_Exercise prompt_. Repeat the whole listing exactly as written.

_Data rows_.
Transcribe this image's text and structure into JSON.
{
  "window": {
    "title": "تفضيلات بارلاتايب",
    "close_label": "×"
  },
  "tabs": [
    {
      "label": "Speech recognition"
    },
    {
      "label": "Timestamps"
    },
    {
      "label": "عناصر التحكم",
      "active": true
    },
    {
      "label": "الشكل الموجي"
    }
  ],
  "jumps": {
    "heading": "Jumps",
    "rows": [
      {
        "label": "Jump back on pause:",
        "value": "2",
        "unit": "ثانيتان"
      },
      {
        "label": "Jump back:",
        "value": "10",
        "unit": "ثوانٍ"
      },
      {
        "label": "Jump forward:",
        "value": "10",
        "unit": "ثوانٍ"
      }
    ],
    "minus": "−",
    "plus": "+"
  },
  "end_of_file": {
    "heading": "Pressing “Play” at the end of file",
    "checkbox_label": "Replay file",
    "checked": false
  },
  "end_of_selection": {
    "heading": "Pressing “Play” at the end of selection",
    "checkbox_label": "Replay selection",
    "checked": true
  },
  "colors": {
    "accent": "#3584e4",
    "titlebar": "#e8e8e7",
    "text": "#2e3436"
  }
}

_Worked answer_.
Transcribe this image's text and structure into JSON.
{
  "window": {
    "title": "تفضيلات بارلاتايب",
    "close_label": "×"
  },
  "tabs": [
    {
      "label": "Speech recognition"
    },
    {
      "label": "Timestamps"
    },
    {
      "label": "عناصر التحكم",
      "active": true
    },
    {
      "label": "الشكل الموجي"
    }
  ],
  "jumps": {
    "heading": "Jumps",
    "rows": [
      {
        "label": "Jump back on pause:",
        "value": "2",
        "unit": "ثانيتان"
      },
      {
        "label": "Jump back:",
        "value": "10",
        "unit": "ثوانٍ"
      },
      {
        "label": "Jump forward:",
        "value": "10",
        "unit": "ثوانٍ"
      }
    ],
    "minus": "−",
    "plus": "+"
  },
  "end_of_file": {
    "heading": "Pressing “Play” at the end of file",
    "checkbox_label": "Replay file",
    "checked": false
  },
  "end_of_selection": {
    "heading": "Pressing “Play” at the end of selection",
    "checkbox_label": "Replay selection",
    "checked": true
  },
  "colors": {
    "accent": "#3584e4",
    "titlebar": "#e8e8e7",
    "text": "#2e3436"
  }
}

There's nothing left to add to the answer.